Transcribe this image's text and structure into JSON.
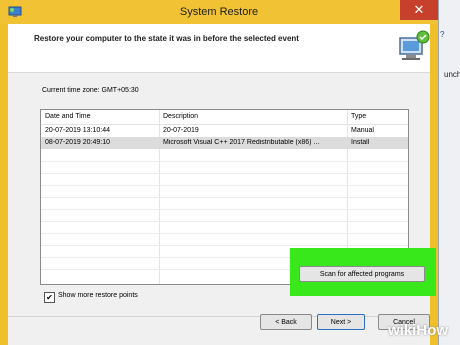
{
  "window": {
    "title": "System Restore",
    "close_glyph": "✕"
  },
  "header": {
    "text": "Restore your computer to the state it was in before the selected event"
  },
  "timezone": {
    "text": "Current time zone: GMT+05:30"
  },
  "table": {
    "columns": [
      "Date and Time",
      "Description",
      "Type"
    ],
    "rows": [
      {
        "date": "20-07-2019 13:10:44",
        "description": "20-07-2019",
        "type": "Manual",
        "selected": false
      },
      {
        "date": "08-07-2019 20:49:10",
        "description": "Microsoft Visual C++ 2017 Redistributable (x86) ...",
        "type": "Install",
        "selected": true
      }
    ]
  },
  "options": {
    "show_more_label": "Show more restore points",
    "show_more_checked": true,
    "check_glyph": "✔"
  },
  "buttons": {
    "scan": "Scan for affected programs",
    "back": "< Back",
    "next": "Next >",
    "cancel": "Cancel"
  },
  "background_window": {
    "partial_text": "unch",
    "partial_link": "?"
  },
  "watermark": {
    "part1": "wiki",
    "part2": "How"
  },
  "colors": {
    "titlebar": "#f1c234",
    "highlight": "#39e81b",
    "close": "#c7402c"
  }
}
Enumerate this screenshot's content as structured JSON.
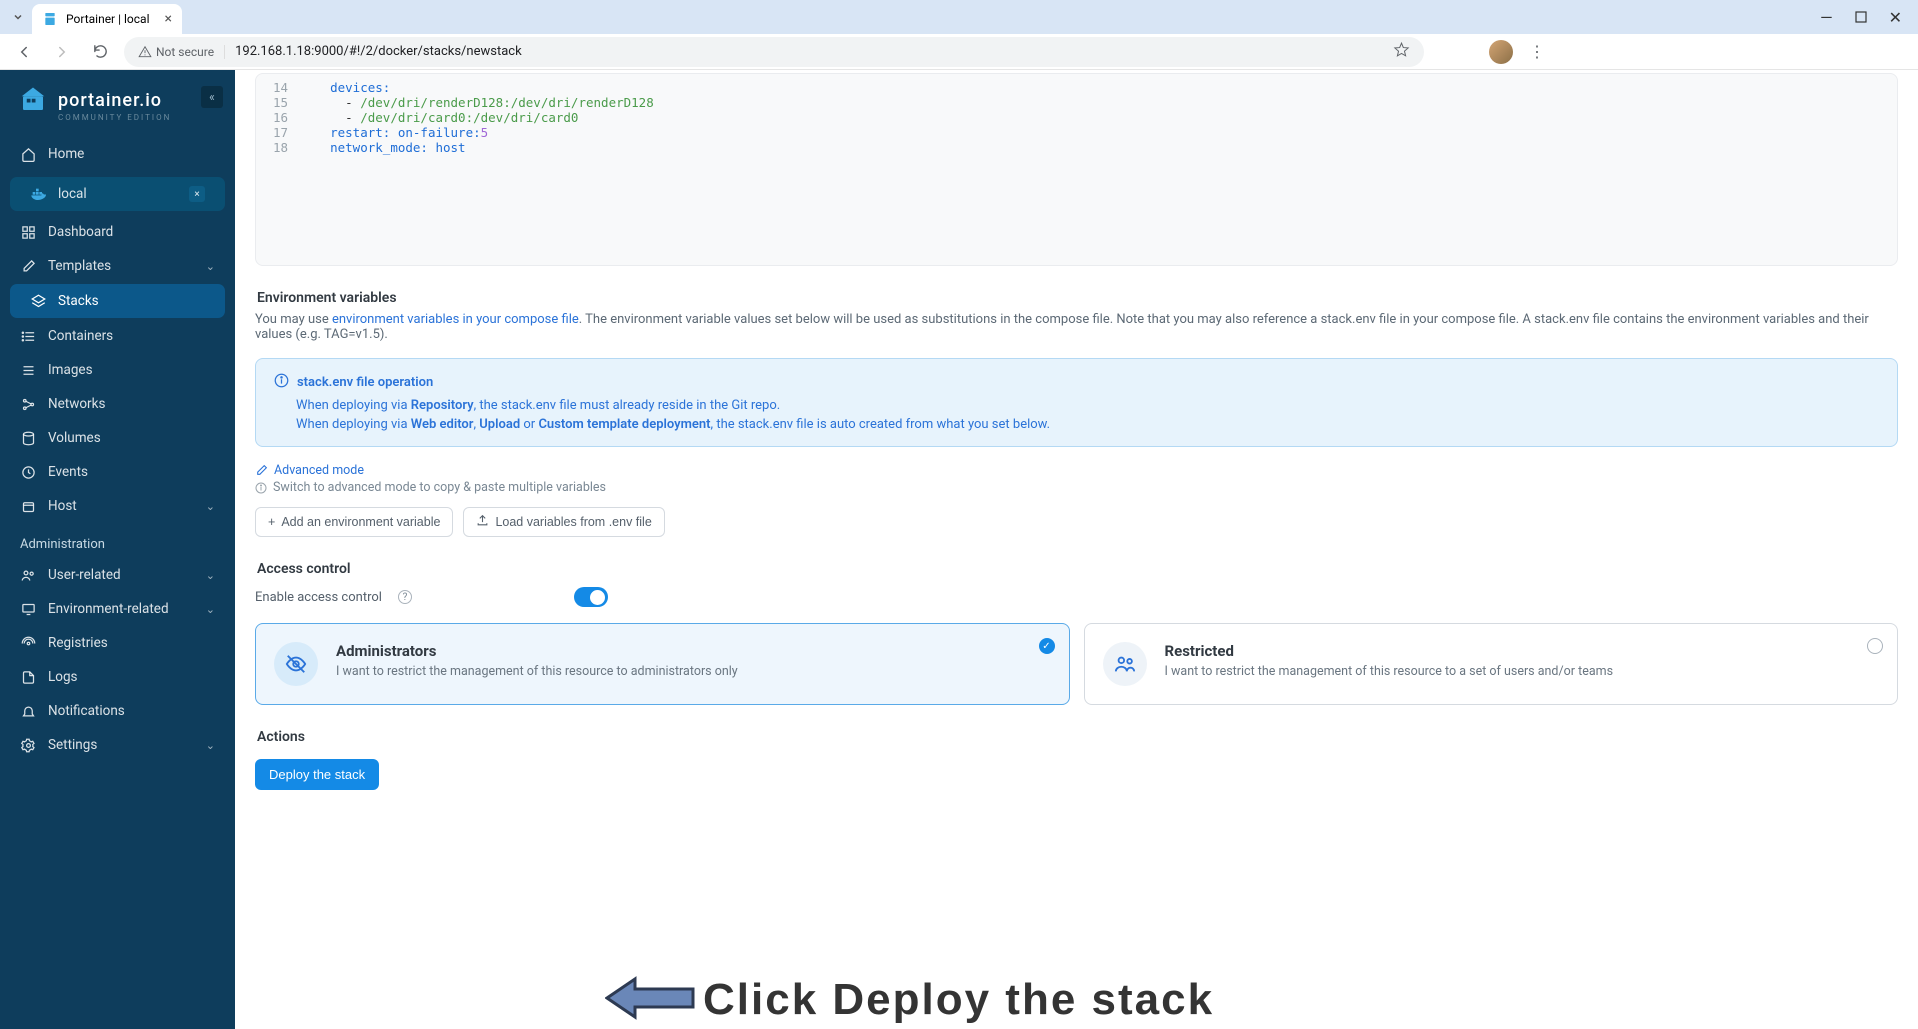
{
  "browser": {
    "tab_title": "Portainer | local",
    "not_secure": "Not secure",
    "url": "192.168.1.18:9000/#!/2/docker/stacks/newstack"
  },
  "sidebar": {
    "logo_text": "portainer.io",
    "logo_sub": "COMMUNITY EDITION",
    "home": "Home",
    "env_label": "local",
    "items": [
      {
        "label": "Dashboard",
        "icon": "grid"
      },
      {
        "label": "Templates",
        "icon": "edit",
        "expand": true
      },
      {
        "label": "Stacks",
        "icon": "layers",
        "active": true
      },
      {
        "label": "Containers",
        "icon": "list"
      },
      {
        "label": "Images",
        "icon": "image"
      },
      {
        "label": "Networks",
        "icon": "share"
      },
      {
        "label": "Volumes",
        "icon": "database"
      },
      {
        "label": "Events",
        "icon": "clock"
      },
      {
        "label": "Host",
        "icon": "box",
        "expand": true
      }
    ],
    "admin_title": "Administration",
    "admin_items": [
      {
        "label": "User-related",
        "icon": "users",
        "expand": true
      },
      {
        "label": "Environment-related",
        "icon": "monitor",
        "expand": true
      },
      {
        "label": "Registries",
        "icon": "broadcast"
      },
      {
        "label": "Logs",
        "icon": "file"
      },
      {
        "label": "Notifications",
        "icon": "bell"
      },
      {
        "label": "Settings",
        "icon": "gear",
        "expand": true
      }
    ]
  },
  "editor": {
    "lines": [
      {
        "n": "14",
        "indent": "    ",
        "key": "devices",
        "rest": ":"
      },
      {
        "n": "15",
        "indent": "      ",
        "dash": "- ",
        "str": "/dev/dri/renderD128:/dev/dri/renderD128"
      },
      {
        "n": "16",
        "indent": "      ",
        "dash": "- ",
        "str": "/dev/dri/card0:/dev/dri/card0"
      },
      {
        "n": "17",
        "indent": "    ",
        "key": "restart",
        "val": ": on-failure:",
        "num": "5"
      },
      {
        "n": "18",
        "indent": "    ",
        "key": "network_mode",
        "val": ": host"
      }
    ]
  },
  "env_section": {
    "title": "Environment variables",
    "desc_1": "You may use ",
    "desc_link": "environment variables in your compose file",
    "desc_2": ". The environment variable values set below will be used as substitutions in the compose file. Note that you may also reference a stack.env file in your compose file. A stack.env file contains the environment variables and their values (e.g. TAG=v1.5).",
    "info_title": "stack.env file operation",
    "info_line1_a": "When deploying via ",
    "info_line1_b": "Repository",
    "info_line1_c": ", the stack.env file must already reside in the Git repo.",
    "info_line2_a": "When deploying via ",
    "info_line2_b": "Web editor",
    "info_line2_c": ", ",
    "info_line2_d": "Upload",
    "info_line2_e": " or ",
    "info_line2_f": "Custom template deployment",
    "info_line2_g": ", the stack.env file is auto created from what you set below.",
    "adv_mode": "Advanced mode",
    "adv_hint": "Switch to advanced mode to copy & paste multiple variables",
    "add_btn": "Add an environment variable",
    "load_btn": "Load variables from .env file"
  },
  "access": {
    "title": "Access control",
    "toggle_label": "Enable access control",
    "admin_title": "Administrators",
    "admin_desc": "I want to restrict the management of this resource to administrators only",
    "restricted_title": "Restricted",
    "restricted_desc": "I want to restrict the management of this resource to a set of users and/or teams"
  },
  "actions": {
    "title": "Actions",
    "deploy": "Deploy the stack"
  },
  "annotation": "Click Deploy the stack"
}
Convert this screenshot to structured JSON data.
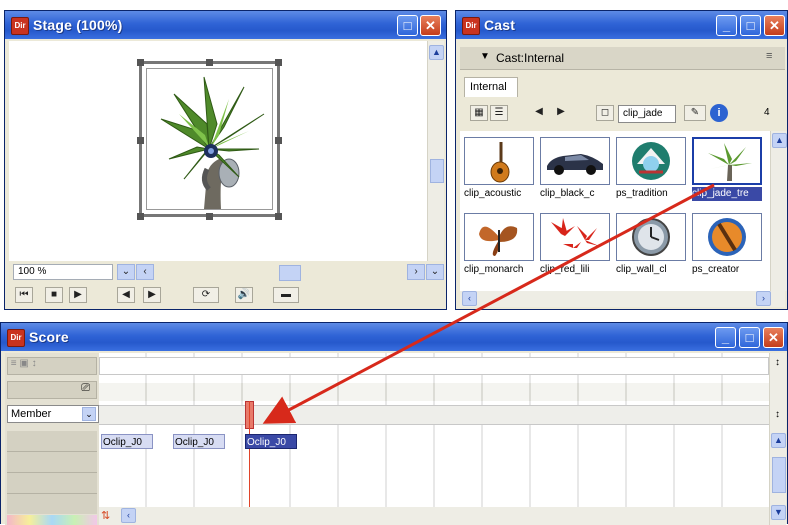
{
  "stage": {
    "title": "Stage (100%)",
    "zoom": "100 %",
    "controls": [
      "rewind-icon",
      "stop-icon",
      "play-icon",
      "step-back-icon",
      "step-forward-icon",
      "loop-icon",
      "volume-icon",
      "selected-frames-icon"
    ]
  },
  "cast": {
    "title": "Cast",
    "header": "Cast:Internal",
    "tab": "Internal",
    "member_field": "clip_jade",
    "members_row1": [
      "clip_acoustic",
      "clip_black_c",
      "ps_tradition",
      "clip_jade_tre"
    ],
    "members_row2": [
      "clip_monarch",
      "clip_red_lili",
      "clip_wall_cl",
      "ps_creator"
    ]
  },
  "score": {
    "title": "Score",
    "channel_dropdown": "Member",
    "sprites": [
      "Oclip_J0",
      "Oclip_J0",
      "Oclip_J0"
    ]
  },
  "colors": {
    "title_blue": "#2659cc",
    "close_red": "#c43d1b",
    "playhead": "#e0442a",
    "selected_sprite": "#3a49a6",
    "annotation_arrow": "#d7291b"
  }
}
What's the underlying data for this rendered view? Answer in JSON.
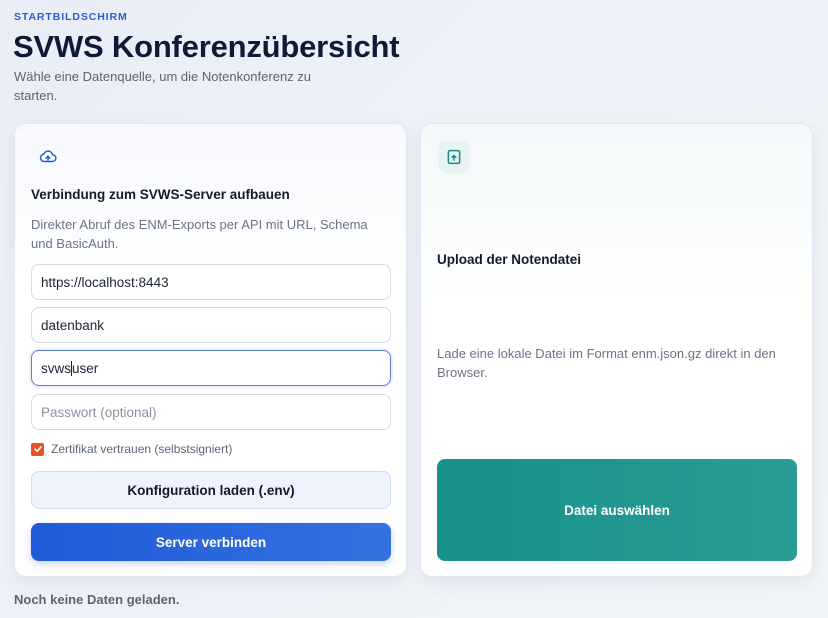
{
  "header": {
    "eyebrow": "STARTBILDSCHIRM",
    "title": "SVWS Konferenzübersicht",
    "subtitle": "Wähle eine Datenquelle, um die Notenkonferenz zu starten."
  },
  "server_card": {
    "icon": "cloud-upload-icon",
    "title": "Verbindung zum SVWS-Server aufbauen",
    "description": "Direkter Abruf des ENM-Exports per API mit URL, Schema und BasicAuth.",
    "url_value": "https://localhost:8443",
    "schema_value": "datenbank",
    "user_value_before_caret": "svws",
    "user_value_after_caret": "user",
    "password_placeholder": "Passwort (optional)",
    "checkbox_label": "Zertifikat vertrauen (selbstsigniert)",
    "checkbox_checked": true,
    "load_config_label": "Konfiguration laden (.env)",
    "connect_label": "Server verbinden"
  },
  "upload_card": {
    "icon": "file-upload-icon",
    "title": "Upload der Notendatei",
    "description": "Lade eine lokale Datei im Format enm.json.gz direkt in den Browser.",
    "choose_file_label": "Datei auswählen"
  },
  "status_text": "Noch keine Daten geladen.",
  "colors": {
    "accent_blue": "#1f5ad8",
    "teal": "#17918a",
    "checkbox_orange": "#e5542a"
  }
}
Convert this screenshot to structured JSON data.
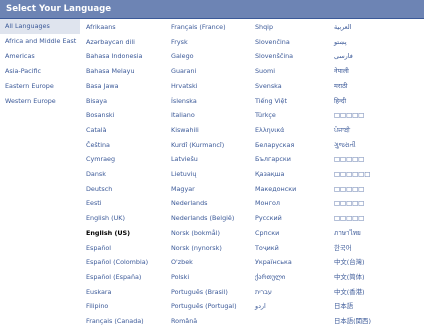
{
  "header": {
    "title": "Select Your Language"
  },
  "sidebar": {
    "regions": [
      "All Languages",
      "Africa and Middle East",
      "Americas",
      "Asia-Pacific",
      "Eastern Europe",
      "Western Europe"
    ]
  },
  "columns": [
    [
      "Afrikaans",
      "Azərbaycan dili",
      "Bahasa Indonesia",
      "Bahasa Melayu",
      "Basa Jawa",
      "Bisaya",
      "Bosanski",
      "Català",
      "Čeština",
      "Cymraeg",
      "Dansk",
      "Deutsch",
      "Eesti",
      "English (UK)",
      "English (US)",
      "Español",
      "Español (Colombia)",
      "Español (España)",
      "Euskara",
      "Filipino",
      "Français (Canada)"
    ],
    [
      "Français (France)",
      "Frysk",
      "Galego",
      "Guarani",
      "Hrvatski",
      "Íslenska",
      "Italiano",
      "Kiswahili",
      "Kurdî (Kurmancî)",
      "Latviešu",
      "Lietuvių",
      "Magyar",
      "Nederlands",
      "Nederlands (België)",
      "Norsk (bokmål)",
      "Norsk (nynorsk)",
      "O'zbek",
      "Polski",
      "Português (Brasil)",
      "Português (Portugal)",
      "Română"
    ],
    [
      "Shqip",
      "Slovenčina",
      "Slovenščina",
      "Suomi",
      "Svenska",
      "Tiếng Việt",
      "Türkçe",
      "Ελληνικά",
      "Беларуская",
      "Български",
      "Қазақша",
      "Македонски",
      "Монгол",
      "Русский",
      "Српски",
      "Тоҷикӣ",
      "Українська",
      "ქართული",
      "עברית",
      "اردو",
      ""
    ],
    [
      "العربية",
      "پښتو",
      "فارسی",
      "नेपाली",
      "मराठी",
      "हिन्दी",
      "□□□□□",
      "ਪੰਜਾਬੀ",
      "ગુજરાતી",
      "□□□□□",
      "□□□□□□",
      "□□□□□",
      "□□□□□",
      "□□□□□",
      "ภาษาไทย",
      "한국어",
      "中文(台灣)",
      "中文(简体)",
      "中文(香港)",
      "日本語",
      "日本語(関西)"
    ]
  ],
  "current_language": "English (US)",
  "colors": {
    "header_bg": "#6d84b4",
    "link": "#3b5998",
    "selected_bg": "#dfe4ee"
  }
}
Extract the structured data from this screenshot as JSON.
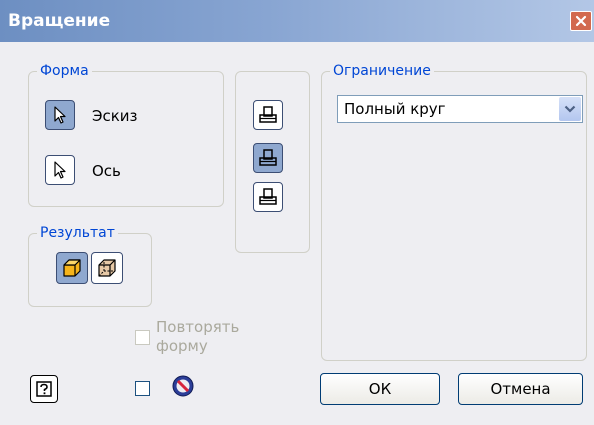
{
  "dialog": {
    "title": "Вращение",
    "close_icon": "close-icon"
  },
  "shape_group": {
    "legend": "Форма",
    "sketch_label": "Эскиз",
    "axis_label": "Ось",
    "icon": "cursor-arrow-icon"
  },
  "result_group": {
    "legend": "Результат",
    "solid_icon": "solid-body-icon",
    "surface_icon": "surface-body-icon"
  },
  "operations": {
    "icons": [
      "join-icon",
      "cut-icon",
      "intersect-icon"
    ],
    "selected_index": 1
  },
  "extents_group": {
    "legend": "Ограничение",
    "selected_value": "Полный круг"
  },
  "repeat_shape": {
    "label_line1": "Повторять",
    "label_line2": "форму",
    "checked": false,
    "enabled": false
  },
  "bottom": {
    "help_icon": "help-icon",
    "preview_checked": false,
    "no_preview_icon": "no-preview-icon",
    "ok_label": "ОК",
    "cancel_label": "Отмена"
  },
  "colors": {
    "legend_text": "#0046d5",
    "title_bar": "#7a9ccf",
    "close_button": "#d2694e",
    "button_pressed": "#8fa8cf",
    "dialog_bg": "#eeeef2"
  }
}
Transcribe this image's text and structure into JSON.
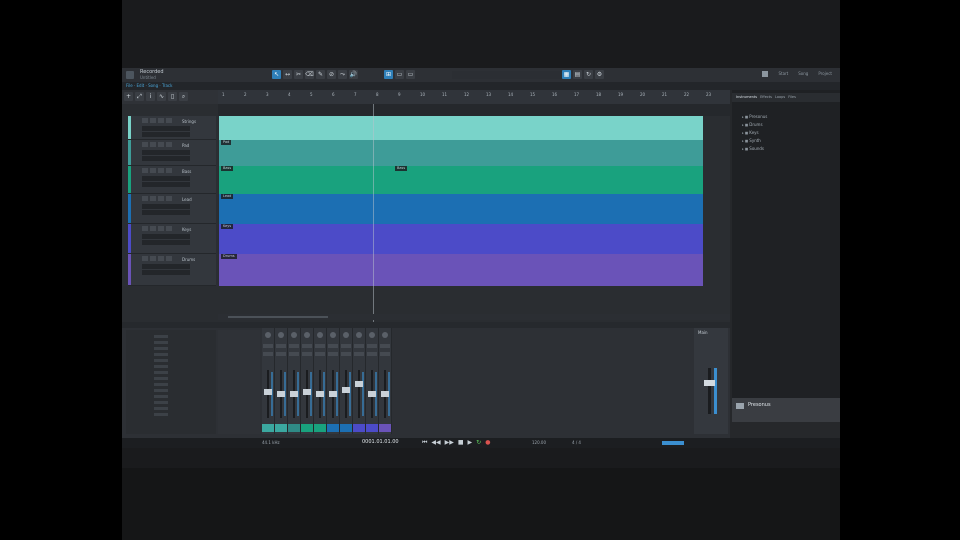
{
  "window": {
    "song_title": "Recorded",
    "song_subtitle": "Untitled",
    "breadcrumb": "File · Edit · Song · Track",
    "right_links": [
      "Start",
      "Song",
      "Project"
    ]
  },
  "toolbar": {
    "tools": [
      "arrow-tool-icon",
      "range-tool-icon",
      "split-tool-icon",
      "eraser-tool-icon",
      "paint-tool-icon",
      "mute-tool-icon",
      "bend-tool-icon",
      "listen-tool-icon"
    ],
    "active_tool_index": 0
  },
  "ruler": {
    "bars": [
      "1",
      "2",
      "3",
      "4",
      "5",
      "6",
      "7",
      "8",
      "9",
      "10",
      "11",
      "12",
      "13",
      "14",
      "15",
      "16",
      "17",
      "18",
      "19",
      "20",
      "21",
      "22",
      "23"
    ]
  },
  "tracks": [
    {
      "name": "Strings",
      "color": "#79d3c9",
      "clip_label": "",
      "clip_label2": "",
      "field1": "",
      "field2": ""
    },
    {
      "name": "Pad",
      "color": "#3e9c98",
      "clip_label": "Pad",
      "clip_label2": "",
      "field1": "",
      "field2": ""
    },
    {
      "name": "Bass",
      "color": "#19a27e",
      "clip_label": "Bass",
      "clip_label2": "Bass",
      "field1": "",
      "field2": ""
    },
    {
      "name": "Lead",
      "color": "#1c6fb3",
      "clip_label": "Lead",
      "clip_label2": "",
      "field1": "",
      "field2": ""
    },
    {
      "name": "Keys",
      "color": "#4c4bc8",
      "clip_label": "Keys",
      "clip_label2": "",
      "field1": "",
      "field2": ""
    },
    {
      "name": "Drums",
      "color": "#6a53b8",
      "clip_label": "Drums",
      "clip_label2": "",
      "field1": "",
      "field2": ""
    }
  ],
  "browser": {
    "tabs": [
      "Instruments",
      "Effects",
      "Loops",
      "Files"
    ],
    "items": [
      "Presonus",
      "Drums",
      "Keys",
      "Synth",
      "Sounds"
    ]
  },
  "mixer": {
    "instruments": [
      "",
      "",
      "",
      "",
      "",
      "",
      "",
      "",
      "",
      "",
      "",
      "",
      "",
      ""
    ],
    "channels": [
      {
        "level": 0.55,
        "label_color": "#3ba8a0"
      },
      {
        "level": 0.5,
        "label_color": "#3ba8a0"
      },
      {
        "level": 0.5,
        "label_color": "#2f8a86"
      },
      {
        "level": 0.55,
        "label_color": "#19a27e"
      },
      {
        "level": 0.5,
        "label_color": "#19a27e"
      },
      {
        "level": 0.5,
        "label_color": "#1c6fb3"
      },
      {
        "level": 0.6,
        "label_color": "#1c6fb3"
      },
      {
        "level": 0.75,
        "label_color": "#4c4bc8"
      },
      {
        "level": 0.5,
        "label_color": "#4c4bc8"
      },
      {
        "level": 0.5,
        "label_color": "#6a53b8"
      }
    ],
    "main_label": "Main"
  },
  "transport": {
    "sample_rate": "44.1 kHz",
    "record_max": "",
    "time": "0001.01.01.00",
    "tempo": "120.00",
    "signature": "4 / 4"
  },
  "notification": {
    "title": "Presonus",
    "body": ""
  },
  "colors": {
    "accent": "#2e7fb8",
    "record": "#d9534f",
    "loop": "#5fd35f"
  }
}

------------------------------

TASK DIRECTIONS: In the lines above, find each one with "want" and list it.

THE SOLUTION:
    "admin_desc": "I want to restrict the management of this resource to administrators only",
    "restricted_desc": "I want to restrict the management of this resource to a set of users and/or teams"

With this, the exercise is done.